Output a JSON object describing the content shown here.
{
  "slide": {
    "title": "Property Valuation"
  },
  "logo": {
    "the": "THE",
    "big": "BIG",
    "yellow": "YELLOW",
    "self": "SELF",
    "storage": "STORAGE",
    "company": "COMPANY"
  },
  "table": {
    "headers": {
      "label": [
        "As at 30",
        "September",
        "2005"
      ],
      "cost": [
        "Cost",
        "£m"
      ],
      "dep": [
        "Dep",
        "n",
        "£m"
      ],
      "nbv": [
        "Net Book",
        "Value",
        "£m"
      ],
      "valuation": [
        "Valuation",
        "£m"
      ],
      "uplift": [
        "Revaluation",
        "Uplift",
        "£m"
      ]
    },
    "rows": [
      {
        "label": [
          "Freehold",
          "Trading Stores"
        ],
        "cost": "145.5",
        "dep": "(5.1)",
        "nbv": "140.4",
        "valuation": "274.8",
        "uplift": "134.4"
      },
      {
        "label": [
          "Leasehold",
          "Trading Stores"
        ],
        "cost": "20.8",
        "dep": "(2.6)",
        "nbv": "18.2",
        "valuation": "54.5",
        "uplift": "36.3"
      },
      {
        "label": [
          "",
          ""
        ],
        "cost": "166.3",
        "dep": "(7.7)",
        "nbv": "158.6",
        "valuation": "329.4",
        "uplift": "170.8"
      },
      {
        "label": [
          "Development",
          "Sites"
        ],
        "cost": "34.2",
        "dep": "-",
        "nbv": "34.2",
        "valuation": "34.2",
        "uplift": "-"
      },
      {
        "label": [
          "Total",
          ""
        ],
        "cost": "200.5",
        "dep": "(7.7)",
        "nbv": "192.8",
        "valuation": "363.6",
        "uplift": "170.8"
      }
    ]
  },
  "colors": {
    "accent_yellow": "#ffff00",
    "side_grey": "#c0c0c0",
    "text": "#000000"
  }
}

========

Aim of the exercise:
Restate the whole of the material exactly.

Solution for this task:
Output a JSON object describing the content shown here.
{
  "slide": {
    "title": "Property Valuation"
  },
  "logo": {
    "the": "THE",
    "big": "BIG",
    "yellow": "YELLOW",
    "self": "SELF",
    "storage": "STORAGE",
    "company": "COMPANY"
  },
  "table": {
    "headers": {
      "label": [
        "As at 30",
        "September",
        "2005"
      ],
      "cost": [
        "Cost",
        "£m"
      ],
      "dep": [
        "Dep",
        "n",
        "£m"
      ],
      "nbv": [
        "Net Book",
        "Value",
        "£m"
      ],
      "valuation": [
        "Valuation",
        "£m"
      ],
      "uplift": [
        "Revaluation",
        "Uplift",
        "£m"
      ]
    },
    "rows": [
      {
        "label": [
          "Freehold",
          "Trading Stores"
        ],
        "cost": "145.5",
        "dep": "(5.1)",
        "nbv": "140.4",
        "valuation": "274.8",
        "uplift": "134.4"
      },
      {
        "label": [
          "Leasehold",
          "Trading Stores"
        ],
        "cost": "20.8",
        "dep": "(2.6)",
        "nbv": "18.2",
        "valuation": "54.5",
        "uplift": "36.3"
      },
      {
        "label": [
          "",
          ""
        ],
        "cost": "166.3",
        "dep": "(7.7)",
        "nbv": "158.6",
        "valuation": "329.4",
        "uplift": "170.8"
      },
      {
        "label": [
          "Development",
          "Sites"
        ],
        "cost": "34.2",
        "dep": "-",
        "nbv": "34.2",
        "valuation": "34.2",
        "uplift": "-"
      },
      {
        "label": [
          "Total",
          ""
        ],
        "cost": "200.5",
        "dep": "(7.7)",
        "nbv": "192.8",
        "valuation": "363.6",
        "uplift": "170.8"
      }
    ]
  },
  "colors": {
    "accent_yellow": "#ffff00",
    "side_grey": "#c0c0c0",
    "text": "#000000"
  }
}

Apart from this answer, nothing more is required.